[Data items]
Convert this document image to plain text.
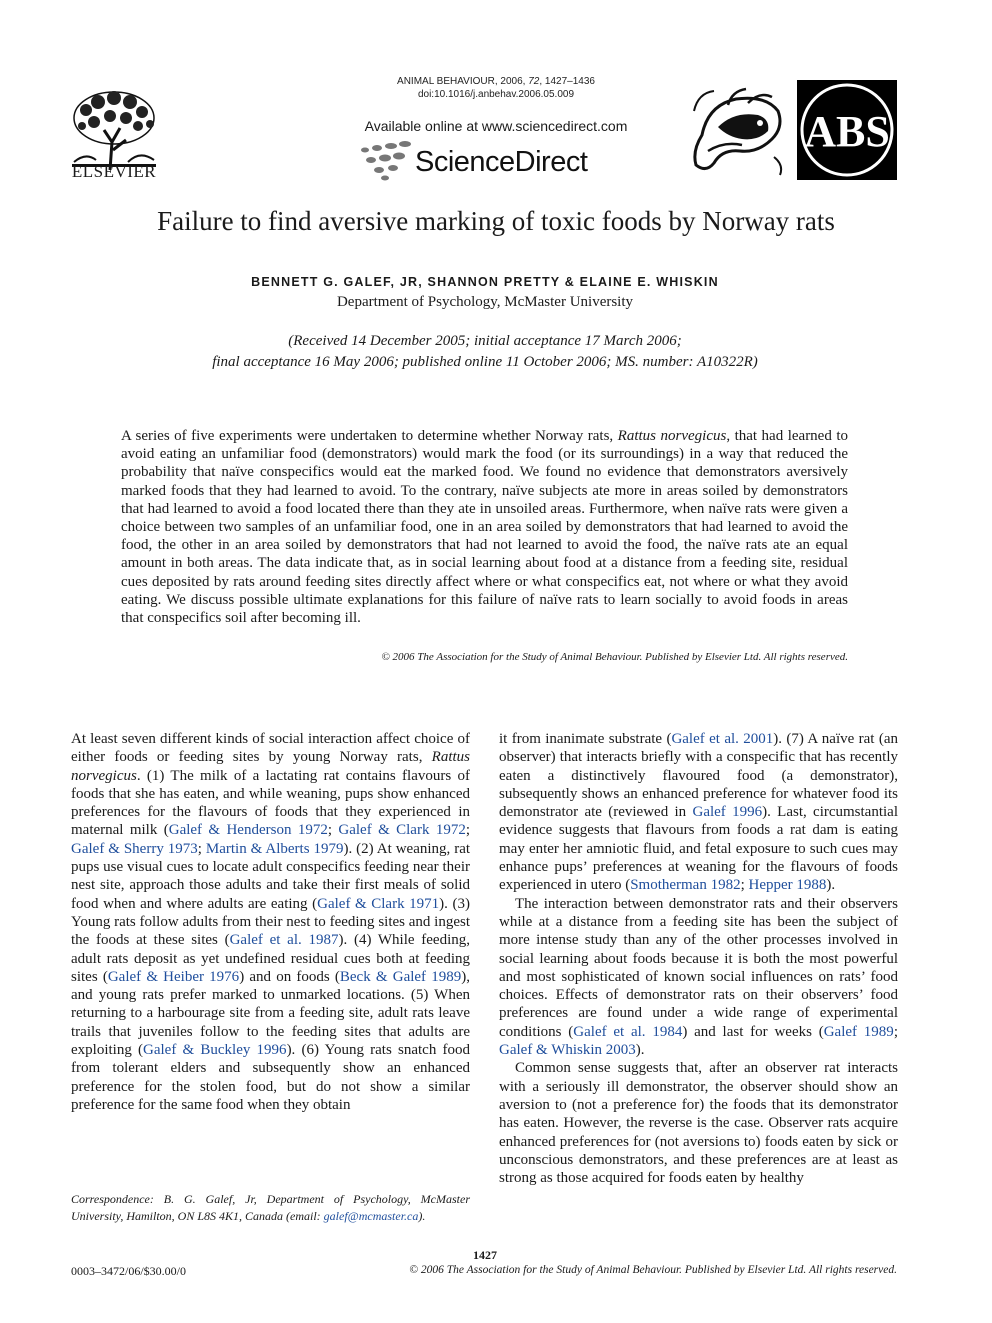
ELSEVIER
ANIMAL BEHAVIOUR, 2006, 72, 1427–1436
doi:10.1016/j.anbehav.2006.05.009
Available online at www.sciencedirect.com
ScienceDirect
ABS
Failure to find aversive marking of toxic foods by Norway rats
BENNETT G. GALEF, JR, SHANNON PRETTY & ELAINE E. WHISKIN
Department of Psychology, McMaster University
(Received 14 December 2005; initial acceptance 17 March 2006;
final acceptance 16 May 2006; published online 11 October 2006; MS. number: A10322R)
A series of five experiments were undertaken to determine whether Norway rats, Rattus norvegicus, that had learned to avoid eating an unfamiliar food (demonstrators) would mark the food (or its surroundings) in a way that reduced the probability that naïve conspecifics would eat the marked food. We found no evidence that demonstrators aversively marked foods that they had learned to avoid. To the contrary, naïve subjects ate more in areas soiled by demonstrators that had learned to avoid a food located there than they ate in unsoiled areas. Furthermore, when naïve rats were given a choice between two samples of an unfamiliar food, one in an area soiled by demonstrators that had learned to avoid the food, the other in an area soiled by demonstrators that had not learned to avoid the food, the naïve rats ate an equal amount in both areas. The data indicate that, as in social learning about food at a distance from a feeding site, residual cues deposited by rats around feeding sites directly affect where or what conspecifics eat, not where or what they avoid eating. We discuss possible ultimate explanations for this failure of naïve rats to learn socially to avoid foods in areas that conspecifics soil after becoming ill.
© 2006 The Association for the Study of Animal Behaviour. Published by Elsevier Ltd. All rights reserved.

At least seven different kinds of social interaction affect choice of either foods or feeding sites by young Norway rats, Rattus norvegicus. (1) The milk of a lactating rat contains flavours of foods that she has eaten, and while weaning, pups show enhanced preferences for the flavours of foods that they experienced in maternal milk (Galef & Henderson 1972; Galef & Clark 1972; Galef & Sherry 1973; Martin & Alberts 1979). (2) At weaning, rat pups use visual cues to locate adult conspecifics feeding near their nest site, approach those adults and take their first meals of solid food when and where adults are eating (Galef & Clark 1971). (3) Young rats follow adults from their nest to feeding sites and ingest the foods at these sites (Galef et al. 1987). (4) While feeding, adult rats deposit as yet undefined residual cues both at feeding sites (Galef & Heiber 1976) and on foods (Beck & Galef 1989), and young rats prefer marked to unmarked locations. (5) When returning to a harbourage site from a feeding site, adult rats leave trails that juveniles follow to the feeding sites that adults are exploiting (Galef & Buckley 1996). (6) Young rats snatch food from tolerant elders and subsequently show an enhanced preference for the stolen food, but do not show a similar preference for the same food when they obtain

Correspondence: B. G. Galef, Jr, Department of Psychology, McMaster University, Hamilton, ON L8S 4K1, Canada (email: galef@mcmaster.ca).

it from inanimate substrate (Galef et al. 2001). (7) A naïve rat (an observer) that interacts briefly with a conspecific that has recently eaten a distinctively flavoured food (a demonstrator), subsequently shows an enhanced preference for whatever food its demonstrator ate (reviewed in Galef 1996). Last, circumstantial evidence suggests that flavours from foods a rat dam is eating may enter her amniotic fluid, and fetal exposure to such cues may enhance pups’ preferences at weaning for the flavours of foods experienced in utero (Smotherman 1982; Hepper 1988).

The interaction between demonstrator rats and their observers while at a distance from a feeding site has been the subject of more intense study than any of the other processes involved in social learning about foods because it is both the most powerful and most sophisticated of known social influences on rats’ food choices. Effects of demonstrator rats on their observers’ food preferences are found under a wide range of experimental conditions (Galef et al. 1984) and last for weeks (Galef 1989; Galef & Whiskin 2003).

Common sense suggests that, after an observer rat interacts with a seriously ill demonstrator, the observer should show an aversion to (not a preference for) the foods that its demonstrator has eaten. However, the reverse is the case. Observer rats acquire enhanced preferences for (not aversions to) foods eaten by sick or unconscious demonstrators, and these preferences are at least as strong as those acquired for foods eaten by healthy

1427
0003–3472/06/$30.00/0	© 2006 The Association for the Study of Animal Behaviour. Published by Elsevier Ltd. All rights reserved.
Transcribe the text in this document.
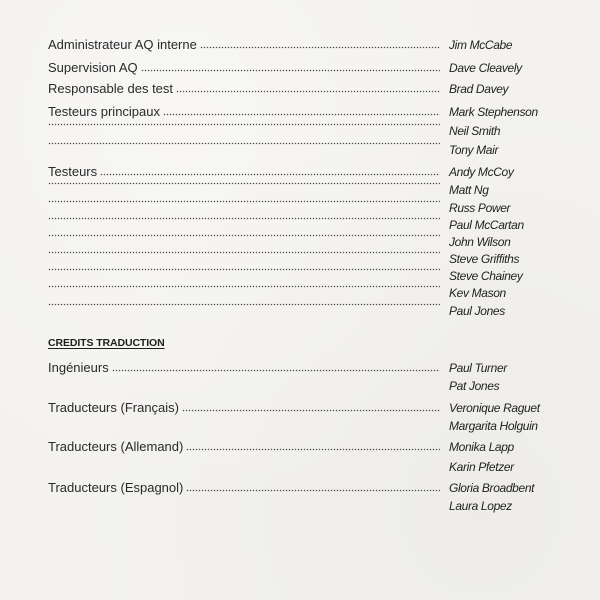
Administrateur AQ interne	Jim McCabe
Supervision AQ	Dave Cleavely
Responsable des test	Brad Davey
Testeurs principaux	Mark Stephenson
Neil Smith
Tony Mair
Testeurs	Andy McCoy
Matt Ng
Russ Power
Paul McCartan
John Wilson
Steve Griffiths
Steve Chainey
Kev Mason
Paul Jones
CREDITS TRADUCTION
Ingénieurs	Paul Turner
Pat Jones
Traducteurs (Français)	Veronique Raguet
Margarita Holguin
Traducteurs (Allemand)	Monika Lapp
Karin Pfetzer
Traducteurs (Espagnol)	Gloria Broadbent
Laura Lopez
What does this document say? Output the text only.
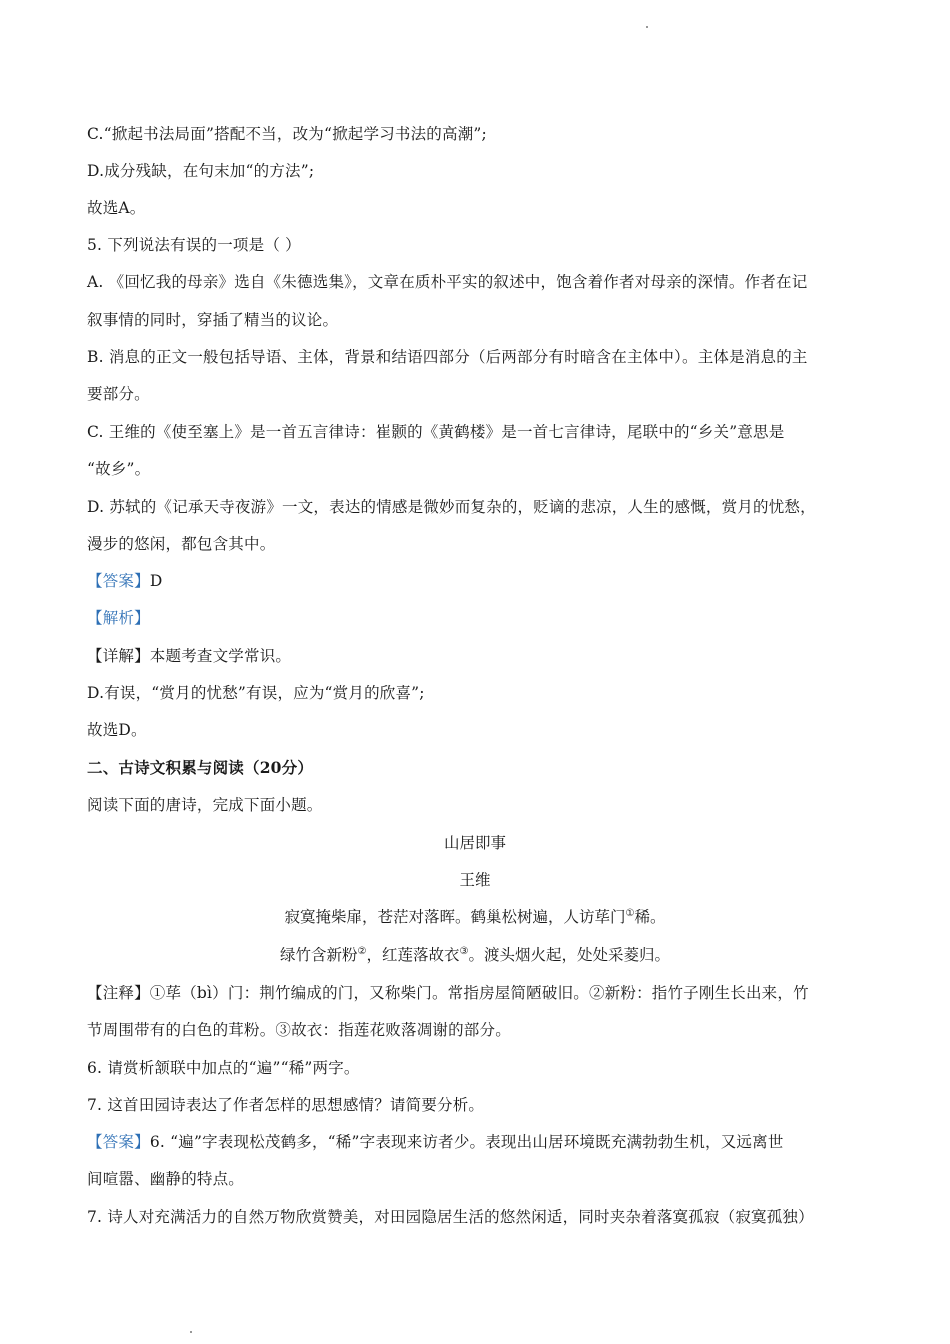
C.“掀起书法局面”搭配不当，改为“掀起学习书法的高潮”;
D.成分残缺，在句末加“的方法”;
故选A。
5. 下列说法有误的一项是（ ）
A. 《回忆我的母亲》选自《朱德选集》，文章在质朴平实的叙述中，饱含着作者对母亲的深情。作者在记
叙事情的同时，穿插了精当的议论。
B. 消息的正文一般包括导语、主体，背景和结语四部分（后两部分有时暗含在主体中）。主体是消息的主
要部分。
C. 王维的《使至塞上》是一首五言律诗：崔颢的《黄鹤楼》是一首七言律诗，尾联中的“乡关”意思是
“故乡”。
D. 苏轼的《记承天寺夜游》一文，表达的情感是微妙而复杂的，贬谪的悲凉，人生的感慨，赏月的忧愁，
漫步的悠闲，都包含其中。
【答案】D
【解析】
【详解】本题考查文学常识。
D.有误，“赏月的忧愁”有误，应为“赏月的欣喜”;
故选D。
二、古诗文积累与阅读（20分）
阅读下面的唐诗，完成下面小题。
山居即事
王维
寂寞掩柴扉，苍茫对落晖。鹤巢松树遍，人访荜门①稀。
绿竹含新粉②，红莲落故衣③。渡头烟火起，处处采菱归。
【注释】①荜（bì）门：荆竹编成的门，又称柴门。常指房屋简陋破旧。②新粉：指竹子刚生长出来，竹
节周围带有的白色的茸粉。③故衣：指莲花败落凋谢的部分。
6. 请赏析颔联中加点的“遍”“稀”两字。
7. 这首田园诗表达了作者怎样的思想感情？请简要分析。
【答案】6. “遍”字表现松茂鹤多，“稀”字表现来访者少。表现出山居环境既充满勃勃生机，又远离世
间喧嚣、幽静的特点。
7. 诗人对充满活力的自然万物欣赏赞美，对田园隐居生活的悠然闲适，同时夹杂着落寞孤寂（寂寞孤独）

→ Your task
Every line from the one containing "What does this" through the end of the entries above, both included, should be extracted exactly, with pictures left out.

→ The result
What does this document say? Output the text only.
C.“掀起书法局面”搭配不当，改为“掀起学习书法的高潮”;
D.成分残缺，在句末加“的方法”;
故选A。
5. 下列说法有误的一项是（ ）
A. 《回忆我的母亲》选自《朱德选集》，文章在质朴平实的叙述中，饱含着作者对母亲的深情。作者在记
叙事情的同时，穿插了精当的议论。
B. 消息的正文一般包括导语、主体，背景和结语四部分（后两部分有时暗含在主体中）。主体是消息的主
要部分。
C. 王维的《使至塞上》是一首五言律诗：崔颢的《黄鹤楼》是一首七言律诗，尾联中的“乡关”意思是
“故乡”。
D. 苏轼的《记承天寺夜游》一文，表达的情感是微妙而复杂的，贬谪的悲凉，人生的感慨，赏月的忧愁，
漫步的悠闲，都包含其中。
【答案】D
【解析】
【详解】本题考查文学常识。
D.有误，“赏月的忧愁”有误，应为“赏月的欣喜”;
故选D。
二、古诗文积累与阅读（20分）
阅读下面的唐诗，完成下面小题。
山居即事
王维
寂寞掩柴扉，苍茫对落晖。鹤巢松树遍，人访荜门①稀。
绿竹含新粉②，红莲落故衣③。渡头烟火起，处处采菱归。
【注释】①荜（bì）门：荆竹编成的门，又称柴门。常指房屋简陋破旧。②新粉：指竹子刚生长出来，竹
节周围带有的白色的茸粉。③故衣：指莲花败落凋谢的部分。
6. 请赏析颔联中加点的“遍”“稀”两字。
7. 这首田园诗表达了作者怎样的思想感情？请简要分析。
【答案】6. “遍”字表现松茂鹤多，“稀”字表现来访者少。表现出山居环境既充满勃勃生机，又远离世
间喧嚣、幽静的特点。
7. 诗人对充满活力的自然万物欣赏赞美，对田园隐居生活的悠然闲适，同时夹杂着落寞孤寂（寂寞孤独）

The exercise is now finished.